• _Source data_
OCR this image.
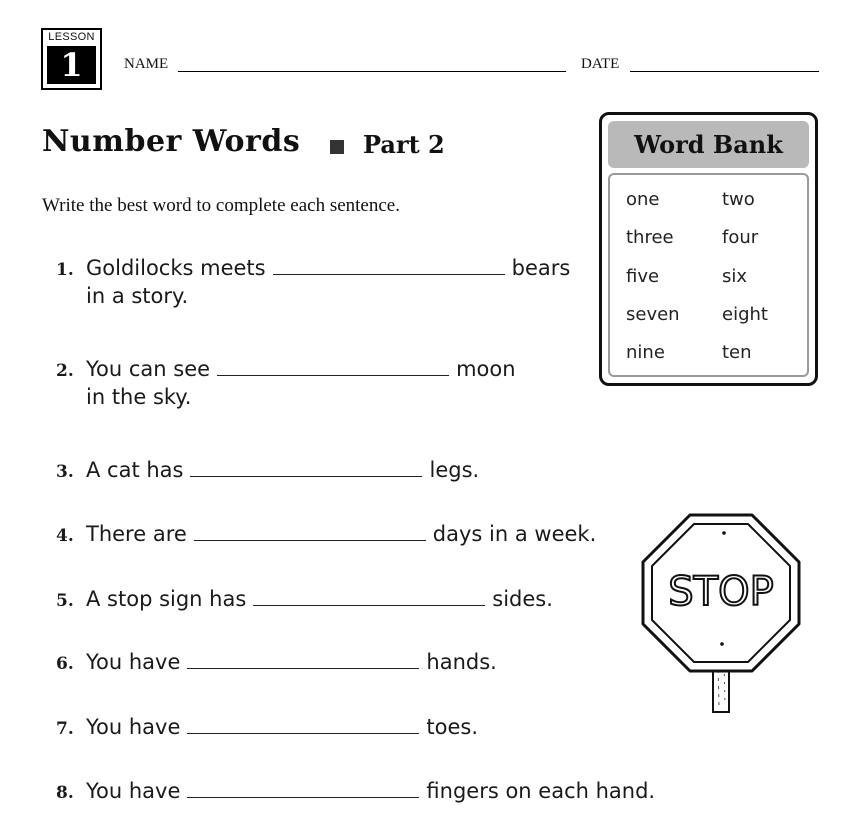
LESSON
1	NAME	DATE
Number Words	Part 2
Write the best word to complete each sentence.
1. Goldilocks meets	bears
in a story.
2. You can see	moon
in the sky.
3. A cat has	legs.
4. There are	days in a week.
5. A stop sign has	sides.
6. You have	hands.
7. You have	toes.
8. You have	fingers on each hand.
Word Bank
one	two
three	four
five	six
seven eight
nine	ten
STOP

• _Exercise instructions_
Exclude the images and reproduce the remaining data exactly.

• _Exercise output_
OCR this image.
LESSON
1	NAME	DATE
Number Words	Part 2
Write the best word to complete each sentence.
1. Goldilocks meets	bears
in a story.
2. You can see	moon
in the sky.
3. A cat has	legs.
4. There are	days in a week.
5. A stop sign has	sides.
6. You have	hands.
7. You have	toes.
8. You have	fingers on each hand.
Word Bank
one	two
three	four
five	six
seven eight
nine	ten
STOP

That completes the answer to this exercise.